Which lines hold the word "JSON"? Copy each of them.

--- start of Dataset excerpts ---

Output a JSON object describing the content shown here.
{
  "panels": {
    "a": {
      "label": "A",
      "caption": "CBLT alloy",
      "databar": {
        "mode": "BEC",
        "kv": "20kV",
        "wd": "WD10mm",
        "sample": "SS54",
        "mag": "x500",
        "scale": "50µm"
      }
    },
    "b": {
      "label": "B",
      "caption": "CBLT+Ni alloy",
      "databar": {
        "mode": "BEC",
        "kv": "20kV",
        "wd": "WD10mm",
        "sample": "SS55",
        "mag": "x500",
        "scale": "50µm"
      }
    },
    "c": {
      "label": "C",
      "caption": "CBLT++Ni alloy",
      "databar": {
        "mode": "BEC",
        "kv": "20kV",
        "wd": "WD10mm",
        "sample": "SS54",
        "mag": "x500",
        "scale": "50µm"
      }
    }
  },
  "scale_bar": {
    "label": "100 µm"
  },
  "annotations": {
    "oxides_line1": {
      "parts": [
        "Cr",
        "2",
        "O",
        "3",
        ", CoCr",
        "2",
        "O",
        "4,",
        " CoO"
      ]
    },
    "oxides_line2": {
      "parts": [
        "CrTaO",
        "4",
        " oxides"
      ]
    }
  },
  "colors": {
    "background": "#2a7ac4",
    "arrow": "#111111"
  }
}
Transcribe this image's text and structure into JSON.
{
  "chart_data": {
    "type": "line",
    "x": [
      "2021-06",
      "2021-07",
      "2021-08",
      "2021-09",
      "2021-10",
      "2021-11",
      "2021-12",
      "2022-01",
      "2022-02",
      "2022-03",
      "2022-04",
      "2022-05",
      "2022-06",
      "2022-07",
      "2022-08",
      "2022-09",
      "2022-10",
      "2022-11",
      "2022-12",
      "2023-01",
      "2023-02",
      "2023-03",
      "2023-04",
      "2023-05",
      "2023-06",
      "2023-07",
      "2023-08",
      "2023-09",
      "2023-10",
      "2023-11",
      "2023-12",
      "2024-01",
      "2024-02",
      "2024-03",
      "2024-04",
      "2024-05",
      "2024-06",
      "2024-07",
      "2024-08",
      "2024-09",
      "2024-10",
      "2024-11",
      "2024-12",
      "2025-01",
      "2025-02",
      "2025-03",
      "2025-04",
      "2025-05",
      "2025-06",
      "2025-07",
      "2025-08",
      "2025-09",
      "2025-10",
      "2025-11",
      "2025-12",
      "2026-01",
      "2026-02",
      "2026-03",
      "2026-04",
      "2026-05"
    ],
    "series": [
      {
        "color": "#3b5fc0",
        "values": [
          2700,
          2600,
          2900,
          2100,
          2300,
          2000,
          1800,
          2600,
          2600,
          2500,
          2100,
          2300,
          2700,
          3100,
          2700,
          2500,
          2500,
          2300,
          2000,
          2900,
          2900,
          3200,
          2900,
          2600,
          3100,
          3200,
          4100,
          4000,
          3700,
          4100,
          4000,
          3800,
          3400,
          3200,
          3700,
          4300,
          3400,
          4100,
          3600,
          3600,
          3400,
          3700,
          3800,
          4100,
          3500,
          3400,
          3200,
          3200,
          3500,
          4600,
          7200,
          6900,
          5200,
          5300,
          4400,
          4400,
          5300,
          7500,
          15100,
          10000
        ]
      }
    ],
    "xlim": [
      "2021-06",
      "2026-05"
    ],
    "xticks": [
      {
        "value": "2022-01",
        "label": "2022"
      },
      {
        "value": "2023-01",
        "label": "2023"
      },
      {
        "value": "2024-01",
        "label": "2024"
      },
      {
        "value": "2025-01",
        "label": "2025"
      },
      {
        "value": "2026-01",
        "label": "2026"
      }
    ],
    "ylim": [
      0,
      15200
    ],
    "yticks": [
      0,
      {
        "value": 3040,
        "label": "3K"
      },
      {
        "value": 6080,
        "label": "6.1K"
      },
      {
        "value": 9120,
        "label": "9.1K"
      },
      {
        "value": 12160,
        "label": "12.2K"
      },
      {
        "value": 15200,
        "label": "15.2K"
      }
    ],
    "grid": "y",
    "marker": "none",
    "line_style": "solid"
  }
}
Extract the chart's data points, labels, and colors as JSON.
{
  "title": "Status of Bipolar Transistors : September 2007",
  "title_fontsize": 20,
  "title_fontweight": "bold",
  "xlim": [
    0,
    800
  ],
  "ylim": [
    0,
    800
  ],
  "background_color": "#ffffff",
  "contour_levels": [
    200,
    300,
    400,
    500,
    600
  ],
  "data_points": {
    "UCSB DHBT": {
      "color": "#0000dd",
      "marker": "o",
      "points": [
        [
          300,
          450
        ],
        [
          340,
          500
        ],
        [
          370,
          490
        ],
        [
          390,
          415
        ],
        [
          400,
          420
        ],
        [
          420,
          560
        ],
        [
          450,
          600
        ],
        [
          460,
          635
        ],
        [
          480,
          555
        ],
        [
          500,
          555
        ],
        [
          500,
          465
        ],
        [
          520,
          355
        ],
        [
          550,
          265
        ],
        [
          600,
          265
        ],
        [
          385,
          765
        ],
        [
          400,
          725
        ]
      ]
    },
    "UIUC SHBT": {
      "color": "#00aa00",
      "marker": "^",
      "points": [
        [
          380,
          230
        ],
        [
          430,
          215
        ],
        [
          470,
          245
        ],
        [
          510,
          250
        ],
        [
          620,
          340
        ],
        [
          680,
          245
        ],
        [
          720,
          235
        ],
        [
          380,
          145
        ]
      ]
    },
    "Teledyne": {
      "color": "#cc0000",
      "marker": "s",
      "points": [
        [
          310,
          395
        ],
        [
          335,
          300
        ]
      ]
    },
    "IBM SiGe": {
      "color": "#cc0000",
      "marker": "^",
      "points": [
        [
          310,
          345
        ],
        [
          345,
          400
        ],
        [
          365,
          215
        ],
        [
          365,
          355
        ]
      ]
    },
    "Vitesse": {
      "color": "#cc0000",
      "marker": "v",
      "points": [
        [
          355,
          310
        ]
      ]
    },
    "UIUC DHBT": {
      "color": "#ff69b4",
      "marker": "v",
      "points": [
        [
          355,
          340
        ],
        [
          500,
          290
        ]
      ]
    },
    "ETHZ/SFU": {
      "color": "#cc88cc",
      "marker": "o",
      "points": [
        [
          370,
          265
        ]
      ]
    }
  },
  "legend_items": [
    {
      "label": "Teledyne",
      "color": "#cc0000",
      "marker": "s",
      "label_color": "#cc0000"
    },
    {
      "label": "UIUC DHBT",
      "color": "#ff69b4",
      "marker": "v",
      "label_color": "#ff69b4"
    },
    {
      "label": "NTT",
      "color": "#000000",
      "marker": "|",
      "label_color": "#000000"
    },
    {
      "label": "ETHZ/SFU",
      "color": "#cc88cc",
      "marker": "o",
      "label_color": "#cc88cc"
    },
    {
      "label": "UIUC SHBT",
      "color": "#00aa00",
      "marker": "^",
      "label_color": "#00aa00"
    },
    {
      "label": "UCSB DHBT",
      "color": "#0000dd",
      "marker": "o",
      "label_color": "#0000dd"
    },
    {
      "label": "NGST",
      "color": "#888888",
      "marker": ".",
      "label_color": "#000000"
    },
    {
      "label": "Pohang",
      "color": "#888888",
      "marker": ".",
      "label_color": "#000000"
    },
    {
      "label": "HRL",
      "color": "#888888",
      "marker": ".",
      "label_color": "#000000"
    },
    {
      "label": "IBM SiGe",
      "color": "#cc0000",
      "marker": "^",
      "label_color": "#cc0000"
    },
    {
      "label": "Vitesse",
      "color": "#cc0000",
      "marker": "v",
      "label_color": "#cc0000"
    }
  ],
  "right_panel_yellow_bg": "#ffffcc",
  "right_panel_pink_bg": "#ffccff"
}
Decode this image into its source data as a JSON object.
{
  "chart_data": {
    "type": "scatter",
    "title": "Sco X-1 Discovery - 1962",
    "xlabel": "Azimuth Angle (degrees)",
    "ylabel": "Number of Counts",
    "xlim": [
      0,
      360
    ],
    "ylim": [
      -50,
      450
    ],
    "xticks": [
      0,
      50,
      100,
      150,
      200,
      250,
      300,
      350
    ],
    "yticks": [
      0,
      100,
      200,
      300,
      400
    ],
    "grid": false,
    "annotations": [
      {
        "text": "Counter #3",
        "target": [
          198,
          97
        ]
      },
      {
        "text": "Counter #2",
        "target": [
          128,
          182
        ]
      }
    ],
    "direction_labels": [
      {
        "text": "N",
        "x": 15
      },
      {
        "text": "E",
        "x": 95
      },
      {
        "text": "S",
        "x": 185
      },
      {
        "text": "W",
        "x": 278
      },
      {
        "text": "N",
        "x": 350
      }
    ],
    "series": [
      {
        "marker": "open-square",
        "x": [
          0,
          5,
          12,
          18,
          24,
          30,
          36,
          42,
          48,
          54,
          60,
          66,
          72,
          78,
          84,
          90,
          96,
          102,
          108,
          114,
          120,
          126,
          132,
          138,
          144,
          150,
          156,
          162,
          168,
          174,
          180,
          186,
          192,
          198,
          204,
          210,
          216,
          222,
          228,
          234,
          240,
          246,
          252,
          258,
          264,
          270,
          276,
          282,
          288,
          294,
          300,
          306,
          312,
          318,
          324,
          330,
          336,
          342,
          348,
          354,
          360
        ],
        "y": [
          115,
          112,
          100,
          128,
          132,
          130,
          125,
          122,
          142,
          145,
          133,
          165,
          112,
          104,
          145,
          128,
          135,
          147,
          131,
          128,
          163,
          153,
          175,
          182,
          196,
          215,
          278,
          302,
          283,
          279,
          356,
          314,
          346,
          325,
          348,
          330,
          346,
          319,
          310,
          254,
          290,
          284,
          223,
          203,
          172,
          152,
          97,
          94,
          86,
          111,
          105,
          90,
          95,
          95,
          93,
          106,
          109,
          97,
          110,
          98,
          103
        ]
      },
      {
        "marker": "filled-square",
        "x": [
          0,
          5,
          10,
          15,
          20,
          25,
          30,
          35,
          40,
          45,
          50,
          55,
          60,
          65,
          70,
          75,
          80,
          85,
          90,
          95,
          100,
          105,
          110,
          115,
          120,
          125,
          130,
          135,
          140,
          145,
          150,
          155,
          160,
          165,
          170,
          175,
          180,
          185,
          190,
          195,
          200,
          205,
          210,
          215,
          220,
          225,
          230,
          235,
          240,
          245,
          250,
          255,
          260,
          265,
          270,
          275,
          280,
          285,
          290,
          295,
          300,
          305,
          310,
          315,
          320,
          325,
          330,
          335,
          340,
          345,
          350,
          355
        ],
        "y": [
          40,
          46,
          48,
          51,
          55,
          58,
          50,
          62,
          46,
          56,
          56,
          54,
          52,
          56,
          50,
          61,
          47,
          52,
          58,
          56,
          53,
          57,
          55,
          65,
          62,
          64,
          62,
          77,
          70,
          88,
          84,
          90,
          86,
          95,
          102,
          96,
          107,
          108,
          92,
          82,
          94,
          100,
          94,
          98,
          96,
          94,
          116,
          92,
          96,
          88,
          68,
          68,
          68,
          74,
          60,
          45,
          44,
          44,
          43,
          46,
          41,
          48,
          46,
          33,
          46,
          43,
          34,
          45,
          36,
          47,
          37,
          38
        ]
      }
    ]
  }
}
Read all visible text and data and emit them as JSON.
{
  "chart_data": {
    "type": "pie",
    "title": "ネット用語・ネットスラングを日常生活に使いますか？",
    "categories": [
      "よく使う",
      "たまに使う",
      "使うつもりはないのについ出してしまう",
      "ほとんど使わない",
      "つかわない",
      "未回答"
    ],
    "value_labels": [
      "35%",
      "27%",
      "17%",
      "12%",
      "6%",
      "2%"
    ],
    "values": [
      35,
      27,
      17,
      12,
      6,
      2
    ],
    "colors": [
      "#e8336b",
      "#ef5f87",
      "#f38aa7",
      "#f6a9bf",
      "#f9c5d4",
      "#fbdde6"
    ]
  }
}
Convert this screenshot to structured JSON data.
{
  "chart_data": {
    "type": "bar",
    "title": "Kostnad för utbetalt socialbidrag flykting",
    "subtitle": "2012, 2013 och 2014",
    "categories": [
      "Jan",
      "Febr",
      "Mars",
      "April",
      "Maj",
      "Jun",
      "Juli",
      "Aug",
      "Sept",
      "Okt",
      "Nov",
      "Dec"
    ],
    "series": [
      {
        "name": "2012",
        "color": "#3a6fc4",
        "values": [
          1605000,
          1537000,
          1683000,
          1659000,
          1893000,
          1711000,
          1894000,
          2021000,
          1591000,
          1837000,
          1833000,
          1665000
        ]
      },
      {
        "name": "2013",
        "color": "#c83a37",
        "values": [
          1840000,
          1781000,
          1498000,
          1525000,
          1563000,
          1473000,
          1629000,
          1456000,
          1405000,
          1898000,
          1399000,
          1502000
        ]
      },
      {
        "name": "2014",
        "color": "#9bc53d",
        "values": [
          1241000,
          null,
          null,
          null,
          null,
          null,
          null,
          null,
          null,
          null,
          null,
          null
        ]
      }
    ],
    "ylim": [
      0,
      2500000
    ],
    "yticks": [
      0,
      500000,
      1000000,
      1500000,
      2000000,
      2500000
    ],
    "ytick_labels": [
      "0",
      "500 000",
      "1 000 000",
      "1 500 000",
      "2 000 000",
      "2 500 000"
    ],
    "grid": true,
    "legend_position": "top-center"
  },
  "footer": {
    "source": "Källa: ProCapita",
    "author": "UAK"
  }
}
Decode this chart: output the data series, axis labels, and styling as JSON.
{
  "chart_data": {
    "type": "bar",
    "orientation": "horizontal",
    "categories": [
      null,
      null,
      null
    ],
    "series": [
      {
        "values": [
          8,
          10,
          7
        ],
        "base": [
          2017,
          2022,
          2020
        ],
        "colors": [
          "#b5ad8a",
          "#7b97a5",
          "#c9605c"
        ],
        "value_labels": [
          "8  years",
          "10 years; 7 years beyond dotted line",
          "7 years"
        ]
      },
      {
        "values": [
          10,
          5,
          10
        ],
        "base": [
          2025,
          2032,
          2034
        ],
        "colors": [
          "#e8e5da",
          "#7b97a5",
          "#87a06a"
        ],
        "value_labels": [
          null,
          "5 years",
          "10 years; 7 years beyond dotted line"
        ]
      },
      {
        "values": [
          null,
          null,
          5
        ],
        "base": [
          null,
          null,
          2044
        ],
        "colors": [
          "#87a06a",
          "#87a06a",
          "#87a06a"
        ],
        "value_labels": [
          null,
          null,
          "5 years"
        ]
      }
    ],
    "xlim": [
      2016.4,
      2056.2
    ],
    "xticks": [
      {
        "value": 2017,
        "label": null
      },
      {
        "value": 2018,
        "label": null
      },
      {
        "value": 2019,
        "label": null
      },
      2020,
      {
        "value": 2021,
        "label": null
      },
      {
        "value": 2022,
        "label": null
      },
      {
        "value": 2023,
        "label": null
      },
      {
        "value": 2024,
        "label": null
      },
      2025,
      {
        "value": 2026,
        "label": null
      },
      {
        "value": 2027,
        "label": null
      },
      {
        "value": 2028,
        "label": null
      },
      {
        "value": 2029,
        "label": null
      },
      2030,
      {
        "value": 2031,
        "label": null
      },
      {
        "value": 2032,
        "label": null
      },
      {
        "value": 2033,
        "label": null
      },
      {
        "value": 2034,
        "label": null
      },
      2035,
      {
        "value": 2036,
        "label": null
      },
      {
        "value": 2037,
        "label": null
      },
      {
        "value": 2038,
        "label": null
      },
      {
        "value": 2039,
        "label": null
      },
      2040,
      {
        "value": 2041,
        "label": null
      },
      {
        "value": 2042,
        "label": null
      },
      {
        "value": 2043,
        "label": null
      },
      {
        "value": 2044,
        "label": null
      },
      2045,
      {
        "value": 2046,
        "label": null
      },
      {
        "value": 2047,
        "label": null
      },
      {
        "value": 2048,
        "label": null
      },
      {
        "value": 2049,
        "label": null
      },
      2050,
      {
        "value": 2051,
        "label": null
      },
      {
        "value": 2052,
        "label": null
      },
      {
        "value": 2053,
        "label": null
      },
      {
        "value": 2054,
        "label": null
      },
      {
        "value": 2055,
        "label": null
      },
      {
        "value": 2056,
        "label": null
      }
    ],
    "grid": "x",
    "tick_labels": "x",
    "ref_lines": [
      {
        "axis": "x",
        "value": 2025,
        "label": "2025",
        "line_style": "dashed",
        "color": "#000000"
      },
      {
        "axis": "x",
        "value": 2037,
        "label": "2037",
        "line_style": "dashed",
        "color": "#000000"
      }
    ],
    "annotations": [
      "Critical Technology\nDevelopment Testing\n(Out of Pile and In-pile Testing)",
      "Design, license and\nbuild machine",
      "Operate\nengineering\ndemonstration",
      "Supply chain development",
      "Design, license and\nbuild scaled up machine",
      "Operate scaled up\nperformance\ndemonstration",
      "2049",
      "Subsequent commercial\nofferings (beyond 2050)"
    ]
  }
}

--- end of Dataset excerpts ---

Answer in full:
Output a JSON object describing the content shown here.
Transcribe this image's text and structure into JSON.
Extract the chart's data points, labels, and colors as JSON.
Decode this image into its source data as a JSON object.
Read all visible text and data and emit them as JSON.
Convert this screenshot to structured JSON data.
Decode this chart: output the data series, axis labels, and styling as JSON.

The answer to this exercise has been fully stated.